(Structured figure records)
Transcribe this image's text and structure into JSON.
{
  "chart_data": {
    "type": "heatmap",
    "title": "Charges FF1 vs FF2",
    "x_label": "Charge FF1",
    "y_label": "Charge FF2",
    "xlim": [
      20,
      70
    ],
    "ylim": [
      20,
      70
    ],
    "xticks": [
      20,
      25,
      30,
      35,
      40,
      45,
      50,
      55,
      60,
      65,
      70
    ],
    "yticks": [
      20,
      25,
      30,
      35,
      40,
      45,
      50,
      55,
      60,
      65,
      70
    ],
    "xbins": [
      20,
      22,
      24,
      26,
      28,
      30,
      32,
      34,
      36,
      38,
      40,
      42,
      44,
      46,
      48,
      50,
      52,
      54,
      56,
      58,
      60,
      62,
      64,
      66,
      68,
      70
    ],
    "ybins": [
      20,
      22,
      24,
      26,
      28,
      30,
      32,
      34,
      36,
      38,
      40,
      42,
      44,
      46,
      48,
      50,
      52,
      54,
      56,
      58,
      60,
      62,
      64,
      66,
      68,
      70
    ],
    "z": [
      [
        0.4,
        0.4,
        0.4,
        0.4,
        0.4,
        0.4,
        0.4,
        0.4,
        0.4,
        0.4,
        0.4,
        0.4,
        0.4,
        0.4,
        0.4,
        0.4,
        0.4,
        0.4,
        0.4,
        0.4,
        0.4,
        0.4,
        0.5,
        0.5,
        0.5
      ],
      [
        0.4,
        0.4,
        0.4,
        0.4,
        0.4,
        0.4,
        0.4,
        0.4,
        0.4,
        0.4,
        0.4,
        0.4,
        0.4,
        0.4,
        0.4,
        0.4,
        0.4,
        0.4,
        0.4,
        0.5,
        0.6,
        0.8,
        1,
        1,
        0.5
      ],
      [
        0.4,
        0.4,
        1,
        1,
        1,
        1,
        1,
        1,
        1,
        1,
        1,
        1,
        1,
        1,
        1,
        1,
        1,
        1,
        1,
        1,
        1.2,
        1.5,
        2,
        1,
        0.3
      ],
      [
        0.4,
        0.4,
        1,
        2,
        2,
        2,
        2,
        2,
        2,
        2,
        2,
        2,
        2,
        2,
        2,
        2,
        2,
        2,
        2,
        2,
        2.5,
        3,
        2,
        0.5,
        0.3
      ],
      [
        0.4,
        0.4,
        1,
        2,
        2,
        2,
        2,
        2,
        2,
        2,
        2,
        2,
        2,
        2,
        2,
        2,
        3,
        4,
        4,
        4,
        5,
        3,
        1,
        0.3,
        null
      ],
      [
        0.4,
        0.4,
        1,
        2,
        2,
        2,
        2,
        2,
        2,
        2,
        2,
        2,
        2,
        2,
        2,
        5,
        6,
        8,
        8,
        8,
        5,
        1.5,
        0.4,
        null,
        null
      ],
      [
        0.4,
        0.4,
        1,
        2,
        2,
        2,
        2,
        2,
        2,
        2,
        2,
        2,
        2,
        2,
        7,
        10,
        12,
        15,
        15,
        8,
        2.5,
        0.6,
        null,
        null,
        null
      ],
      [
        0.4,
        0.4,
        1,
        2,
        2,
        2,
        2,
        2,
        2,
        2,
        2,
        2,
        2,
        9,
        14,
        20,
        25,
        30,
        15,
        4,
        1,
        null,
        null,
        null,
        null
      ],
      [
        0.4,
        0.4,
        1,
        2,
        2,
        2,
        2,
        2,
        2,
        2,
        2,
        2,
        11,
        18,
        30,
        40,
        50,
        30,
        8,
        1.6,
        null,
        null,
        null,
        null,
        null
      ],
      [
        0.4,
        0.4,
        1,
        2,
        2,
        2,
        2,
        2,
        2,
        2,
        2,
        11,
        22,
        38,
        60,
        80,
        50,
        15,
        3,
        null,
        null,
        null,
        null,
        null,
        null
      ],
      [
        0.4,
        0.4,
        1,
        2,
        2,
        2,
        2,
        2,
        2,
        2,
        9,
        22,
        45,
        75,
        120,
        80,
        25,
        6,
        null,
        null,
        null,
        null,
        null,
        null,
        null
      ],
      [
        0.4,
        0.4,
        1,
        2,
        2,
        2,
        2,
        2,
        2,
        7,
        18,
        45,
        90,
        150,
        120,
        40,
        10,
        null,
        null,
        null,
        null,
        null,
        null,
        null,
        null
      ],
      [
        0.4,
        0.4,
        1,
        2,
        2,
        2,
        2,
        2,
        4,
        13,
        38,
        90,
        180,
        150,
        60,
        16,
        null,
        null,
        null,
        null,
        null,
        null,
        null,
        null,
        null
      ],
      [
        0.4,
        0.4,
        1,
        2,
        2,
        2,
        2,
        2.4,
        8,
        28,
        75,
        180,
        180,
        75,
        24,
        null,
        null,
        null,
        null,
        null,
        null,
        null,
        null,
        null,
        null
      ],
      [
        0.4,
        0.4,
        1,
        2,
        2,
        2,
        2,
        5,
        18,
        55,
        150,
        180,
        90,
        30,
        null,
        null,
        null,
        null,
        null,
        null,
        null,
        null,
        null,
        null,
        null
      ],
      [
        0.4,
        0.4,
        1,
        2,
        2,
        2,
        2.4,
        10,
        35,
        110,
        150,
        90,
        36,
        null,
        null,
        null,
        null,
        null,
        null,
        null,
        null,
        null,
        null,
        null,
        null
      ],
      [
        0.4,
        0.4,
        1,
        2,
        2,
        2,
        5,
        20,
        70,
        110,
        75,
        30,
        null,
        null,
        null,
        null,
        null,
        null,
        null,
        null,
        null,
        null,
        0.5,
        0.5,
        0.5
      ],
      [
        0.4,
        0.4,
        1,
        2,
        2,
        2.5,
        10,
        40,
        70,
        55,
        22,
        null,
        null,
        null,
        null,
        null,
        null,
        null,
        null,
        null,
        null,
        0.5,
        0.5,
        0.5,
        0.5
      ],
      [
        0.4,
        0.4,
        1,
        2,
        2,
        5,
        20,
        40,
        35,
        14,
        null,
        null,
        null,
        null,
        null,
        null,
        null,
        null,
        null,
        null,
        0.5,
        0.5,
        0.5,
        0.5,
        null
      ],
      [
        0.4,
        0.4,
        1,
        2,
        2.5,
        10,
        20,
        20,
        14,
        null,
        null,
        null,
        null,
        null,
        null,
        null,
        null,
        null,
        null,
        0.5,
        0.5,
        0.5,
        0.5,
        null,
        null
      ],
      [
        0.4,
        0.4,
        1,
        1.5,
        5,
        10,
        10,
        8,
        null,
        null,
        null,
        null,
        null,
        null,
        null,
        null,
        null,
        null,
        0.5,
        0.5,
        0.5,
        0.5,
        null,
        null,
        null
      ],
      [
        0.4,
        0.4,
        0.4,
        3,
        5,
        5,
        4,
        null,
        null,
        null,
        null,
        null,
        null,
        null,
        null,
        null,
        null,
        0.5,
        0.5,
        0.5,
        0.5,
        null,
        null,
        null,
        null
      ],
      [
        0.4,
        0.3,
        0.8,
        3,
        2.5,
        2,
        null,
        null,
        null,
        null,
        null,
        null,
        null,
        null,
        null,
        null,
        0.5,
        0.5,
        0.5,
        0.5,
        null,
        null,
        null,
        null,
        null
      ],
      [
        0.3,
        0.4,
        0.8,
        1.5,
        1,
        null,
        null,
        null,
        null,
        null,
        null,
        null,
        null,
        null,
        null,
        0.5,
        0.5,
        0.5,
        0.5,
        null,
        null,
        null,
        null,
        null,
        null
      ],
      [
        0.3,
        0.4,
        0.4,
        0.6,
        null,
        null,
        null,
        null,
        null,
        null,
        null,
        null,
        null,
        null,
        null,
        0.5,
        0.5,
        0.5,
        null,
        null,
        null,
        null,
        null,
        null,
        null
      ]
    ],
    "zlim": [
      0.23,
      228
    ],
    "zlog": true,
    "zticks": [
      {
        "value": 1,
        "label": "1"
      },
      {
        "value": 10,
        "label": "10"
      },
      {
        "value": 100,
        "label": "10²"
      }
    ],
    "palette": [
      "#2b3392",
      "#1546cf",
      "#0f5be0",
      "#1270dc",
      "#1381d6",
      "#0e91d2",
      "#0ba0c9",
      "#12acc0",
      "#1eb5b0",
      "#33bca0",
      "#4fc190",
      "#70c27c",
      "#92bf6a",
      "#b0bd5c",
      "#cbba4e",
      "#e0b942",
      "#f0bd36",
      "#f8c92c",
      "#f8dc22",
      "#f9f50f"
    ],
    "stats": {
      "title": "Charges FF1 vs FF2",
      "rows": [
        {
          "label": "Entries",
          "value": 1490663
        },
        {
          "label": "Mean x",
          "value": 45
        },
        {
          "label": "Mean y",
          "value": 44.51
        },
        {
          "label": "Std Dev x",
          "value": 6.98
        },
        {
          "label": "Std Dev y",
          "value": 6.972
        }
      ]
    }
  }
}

WHAT TO WORK ON:
Show all lines from the data above in which the word "title" appears.

ANSWER FOR THIS EXERCISE:
    "title": "Charges FF1 vs FF2",
      "title": "Charges FF1 vs FF2",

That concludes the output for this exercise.